Data entries:
--- --- ---

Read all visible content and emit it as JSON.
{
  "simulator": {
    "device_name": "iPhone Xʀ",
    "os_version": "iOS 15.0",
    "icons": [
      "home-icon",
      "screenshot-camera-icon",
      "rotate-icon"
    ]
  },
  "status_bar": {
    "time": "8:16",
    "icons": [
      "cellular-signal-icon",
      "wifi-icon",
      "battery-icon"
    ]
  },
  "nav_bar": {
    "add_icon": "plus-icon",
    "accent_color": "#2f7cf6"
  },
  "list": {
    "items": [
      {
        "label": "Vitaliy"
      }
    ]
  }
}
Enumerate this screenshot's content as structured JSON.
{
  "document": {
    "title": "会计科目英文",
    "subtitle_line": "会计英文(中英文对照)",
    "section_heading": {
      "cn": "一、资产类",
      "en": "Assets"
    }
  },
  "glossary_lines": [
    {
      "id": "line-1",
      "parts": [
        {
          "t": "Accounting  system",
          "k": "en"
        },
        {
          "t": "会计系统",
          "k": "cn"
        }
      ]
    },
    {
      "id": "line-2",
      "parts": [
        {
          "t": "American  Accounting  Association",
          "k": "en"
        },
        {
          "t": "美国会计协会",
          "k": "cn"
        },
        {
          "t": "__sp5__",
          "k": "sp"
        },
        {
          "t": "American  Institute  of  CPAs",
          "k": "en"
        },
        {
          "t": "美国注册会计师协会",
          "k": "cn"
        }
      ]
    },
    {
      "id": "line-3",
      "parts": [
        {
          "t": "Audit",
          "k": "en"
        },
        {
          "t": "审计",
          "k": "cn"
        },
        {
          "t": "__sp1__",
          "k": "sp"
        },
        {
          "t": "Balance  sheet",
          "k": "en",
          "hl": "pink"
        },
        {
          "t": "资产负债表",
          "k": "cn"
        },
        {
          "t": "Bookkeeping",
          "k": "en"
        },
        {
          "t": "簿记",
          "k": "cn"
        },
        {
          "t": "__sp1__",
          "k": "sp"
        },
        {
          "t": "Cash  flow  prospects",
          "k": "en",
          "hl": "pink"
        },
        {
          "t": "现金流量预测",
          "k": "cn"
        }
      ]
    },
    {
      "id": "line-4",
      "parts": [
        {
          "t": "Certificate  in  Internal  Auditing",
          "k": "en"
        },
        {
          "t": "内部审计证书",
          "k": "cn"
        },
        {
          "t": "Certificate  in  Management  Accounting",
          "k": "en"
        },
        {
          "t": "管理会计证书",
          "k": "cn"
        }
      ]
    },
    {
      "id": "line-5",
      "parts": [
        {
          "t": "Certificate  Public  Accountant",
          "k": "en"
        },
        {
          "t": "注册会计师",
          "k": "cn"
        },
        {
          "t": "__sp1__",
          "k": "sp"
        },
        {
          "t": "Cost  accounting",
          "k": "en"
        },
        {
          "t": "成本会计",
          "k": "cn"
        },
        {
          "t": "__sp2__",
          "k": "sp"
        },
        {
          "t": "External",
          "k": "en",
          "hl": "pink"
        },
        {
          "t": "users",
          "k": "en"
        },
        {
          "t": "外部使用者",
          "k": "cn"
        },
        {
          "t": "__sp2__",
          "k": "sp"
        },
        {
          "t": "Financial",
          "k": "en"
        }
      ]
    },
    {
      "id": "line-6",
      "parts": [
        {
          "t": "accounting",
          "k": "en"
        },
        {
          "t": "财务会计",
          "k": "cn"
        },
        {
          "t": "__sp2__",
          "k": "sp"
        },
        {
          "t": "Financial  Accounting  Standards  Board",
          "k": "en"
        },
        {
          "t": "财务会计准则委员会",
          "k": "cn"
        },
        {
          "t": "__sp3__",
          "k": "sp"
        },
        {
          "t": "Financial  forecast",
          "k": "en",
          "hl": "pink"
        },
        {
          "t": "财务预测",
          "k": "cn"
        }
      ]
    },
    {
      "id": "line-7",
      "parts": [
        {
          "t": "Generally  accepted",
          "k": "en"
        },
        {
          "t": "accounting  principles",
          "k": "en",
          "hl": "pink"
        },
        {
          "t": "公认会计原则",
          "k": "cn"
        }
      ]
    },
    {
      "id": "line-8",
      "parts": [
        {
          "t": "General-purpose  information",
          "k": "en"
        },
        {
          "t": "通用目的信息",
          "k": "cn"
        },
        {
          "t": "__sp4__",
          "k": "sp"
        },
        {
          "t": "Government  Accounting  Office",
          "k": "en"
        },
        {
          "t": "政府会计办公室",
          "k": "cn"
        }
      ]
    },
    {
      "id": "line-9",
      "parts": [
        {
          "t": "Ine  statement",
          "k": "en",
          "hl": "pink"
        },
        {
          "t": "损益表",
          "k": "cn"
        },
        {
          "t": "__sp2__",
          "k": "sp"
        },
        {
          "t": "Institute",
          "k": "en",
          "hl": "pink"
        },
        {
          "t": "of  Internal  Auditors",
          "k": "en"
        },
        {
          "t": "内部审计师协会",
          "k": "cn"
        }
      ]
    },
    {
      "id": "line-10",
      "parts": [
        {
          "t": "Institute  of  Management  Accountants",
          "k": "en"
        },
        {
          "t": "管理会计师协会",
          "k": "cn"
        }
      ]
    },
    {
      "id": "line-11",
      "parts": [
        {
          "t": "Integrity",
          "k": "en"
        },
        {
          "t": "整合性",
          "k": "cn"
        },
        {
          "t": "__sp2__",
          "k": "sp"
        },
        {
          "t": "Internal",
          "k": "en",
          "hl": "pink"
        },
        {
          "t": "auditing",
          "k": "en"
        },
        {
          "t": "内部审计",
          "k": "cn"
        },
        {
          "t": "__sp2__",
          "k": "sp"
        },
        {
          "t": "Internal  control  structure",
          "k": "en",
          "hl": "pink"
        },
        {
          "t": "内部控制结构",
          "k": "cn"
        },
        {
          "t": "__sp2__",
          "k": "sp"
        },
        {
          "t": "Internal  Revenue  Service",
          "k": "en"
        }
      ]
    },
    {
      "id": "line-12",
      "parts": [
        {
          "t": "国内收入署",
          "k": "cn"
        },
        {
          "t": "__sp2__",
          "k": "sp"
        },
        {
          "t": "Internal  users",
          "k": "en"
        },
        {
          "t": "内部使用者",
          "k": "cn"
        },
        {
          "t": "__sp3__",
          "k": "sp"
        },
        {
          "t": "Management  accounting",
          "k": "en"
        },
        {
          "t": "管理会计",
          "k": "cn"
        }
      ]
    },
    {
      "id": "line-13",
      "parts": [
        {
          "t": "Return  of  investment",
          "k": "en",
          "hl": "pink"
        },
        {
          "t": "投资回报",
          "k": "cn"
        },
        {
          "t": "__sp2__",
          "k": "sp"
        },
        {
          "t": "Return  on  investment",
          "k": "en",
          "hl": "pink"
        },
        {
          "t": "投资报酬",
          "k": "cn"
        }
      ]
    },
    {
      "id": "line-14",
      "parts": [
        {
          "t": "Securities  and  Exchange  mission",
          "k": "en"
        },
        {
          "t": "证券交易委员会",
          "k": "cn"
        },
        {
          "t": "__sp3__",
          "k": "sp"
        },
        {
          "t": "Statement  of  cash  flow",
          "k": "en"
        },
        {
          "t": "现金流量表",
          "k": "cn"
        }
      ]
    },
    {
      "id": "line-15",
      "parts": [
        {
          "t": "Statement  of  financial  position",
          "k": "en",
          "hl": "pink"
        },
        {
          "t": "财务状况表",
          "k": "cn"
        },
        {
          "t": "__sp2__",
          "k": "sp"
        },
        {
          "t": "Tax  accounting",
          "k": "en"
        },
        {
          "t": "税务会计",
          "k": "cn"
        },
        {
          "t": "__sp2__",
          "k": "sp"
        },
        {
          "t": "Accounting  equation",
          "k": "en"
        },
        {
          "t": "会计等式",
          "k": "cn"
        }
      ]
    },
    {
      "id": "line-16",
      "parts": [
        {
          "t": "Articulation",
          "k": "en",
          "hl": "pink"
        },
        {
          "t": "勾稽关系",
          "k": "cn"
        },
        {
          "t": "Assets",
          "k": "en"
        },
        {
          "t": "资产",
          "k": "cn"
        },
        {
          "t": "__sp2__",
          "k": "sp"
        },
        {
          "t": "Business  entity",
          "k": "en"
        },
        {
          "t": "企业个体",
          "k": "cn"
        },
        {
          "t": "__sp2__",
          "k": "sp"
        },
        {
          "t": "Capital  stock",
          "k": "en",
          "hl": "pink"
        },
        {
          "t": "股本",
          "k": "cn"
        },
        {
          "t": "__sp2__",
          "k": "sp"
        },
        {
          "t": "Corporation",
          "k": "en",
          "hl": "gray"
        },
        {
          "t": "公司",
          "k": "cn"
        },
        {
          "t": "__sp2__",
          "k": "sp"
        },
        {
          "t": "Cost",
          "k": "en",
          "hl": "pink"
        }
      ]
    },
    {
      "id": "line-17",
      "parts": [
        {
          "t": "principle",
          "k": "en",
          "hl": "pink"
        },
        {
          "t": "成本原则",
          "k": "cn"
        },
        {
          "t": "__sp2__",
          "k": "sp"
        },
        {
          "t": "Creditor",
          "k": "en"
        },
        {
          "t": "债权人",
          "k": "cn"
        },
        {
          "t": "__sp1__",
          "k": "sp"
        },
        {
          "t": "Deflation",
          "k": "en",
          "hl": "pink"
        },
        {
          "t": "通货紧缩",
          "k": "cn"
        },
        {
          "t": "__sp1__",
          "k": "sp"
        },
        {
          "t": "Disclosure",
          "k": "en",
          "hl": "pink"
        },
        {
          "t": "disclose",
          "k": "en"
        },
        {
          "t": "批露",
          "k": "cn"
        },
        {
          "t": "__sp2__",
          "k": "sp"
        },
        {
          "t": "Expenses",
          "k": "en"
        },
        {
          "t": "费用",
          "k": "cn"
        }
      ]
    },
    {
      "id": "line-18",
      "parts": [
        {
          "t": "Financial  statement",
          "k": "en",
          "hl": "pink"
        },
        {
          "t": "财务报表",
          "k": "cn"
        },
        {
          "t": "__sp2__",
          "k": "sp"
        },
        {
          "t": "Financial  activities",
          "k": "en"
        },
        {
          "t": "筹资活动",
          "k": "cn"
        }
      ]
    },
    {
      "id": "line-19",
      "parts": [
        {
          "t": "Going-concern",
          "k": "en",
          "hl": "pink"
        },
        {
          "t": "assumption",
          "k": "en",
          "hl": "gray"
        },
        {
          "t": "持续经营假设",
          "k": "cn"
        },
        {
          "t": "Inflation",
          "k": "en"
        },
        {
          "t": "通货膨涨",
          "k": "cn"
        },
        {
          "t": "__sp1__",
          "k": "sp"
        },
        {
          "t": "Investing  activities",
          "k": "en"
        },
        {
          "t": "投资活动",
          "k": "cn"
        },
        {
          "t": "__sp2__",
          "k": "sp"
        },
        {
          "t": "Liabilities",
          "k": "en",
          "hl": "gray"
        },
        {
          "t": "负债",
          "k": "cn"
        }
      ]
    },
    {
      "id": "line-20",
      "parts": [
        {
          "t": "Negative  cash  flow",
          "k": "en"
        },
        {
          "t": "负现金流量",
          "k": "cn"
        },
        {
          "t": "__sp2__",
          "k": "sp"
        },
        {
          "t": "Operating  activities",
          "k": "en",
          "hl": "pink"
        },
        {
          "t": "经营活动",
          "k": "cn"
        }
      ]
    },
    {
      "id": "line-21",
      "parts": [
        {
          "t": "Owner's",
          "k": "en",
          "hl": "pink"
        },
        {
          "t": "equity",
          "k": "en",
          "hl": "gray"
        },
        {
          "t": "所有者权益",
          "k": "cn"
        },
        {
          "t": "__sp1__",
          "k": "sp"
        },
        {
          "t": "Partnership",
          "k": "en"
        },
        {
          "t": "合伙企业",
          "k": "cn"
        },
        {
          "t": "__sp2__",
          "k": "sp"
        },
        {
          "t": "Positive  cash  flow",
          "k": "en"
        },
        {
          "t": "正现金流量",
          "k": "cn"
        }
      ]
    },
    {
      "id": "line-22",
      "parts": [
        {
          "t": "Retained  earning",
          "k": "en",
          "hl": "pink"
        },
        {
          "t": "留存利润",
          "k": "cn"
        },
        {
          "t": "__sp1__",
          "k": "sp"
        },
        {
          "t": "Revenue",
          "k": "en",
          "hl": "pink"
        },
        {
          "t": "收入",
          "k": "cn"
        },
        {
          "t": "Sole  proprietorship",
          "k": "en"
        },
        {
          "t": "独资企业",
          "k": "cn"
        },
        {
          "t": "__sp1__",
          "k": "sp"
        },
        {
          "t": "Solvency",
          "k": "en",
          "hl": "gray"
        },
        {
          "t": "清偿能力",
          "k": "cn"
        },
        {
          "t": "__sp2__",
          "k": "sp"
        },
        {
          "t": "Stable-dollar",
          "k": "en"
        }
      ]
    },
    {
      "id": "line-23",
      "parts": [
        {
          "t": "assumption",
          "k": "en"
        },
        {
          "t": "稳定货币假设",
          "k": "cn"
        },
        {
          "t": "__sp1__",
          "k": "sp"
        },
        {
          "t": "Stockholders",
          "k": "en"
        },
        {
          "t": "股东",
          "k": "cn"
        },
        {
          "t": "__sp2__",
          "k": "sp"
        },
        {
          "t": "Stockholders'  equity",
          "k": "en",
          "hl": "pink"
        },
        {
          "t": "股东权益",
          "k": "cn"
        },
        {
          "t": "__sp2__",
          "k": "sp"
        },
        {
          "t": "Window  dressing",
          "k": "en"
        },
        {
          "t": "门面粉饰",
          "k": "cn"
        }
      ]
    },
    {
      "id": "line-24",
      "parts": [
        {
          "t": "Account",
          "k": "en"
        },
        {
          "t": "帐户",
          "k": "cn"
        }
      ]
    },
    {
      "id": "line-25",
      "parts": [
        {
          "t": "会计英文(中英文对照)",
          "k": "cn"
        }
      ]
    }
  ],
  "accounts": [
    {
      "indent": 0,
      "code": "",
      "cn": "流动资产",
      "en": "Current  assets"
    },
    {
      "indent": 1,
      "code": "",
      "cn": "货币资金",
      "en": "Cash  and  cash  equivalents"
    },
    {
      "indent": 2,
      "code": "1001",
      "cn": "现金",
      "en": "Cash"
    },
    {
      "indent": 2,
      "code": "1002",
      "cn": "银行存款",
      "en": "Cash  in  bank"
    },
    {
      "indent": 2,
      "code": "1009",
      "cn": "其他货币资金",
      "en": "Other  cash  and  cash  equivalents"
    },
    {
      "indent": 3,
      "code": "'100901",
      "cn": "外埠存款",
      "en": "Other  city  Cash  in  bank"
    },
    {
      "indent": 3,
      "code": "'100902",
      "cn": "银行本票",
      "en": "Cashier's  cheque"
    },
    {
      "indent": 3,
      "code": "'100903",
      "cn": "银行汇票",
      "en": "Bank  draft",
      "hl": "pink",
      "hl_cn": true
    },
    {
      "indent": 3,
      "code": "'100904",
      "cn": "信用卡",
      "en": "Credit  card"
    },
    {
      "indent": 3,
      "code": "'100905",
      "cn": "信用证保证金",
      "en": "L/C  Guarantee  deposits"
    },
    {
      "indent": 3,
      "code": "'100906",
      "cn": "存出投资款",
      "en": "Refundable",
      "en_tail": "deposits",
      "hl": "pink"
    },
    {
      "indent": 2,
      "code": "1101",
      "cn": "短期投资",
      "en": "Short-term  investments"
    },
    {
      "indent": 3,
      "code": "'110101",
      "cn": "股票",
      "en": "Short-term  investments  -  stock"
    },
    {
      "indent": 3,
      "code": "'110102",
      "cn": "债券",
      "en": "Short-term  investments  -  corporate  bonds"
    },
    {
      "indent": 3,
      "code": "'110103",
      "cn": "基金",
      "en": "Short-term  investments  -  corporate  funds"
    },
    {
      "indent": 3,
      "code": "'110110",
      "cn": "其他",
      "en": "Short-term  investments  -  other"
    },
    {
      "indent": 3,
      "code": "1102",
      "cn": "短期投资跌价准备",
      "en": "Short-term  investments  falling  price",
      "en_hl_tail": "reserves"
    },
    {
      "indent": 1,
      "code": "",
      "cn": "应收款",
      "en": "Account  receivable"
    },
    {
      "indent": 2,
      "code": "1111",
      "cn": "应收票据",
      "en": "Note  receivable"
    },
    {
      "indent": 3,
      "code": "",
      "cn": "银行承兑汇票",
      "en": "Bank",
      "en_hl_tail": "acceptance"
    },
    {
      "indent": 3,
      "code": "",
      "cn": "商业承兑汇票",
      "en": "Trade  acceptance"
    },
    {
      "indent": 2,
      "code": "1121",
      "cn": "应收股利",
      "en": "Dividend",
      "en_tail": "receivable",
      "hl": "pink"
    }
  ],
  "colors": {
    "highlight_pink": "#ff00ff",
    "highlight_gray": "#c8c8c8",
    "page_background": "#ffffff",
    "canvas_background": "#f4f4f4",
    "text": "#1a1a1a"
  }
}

--- --- ---

• _Work required_:
Select and copy every line of the material that holds the string "Institute".

• _Reply to the exercise_:
          "t": "American  Institute  of  CPAs",
          "t": "Institute",
          "t": "Institute  of  Management  Accountants",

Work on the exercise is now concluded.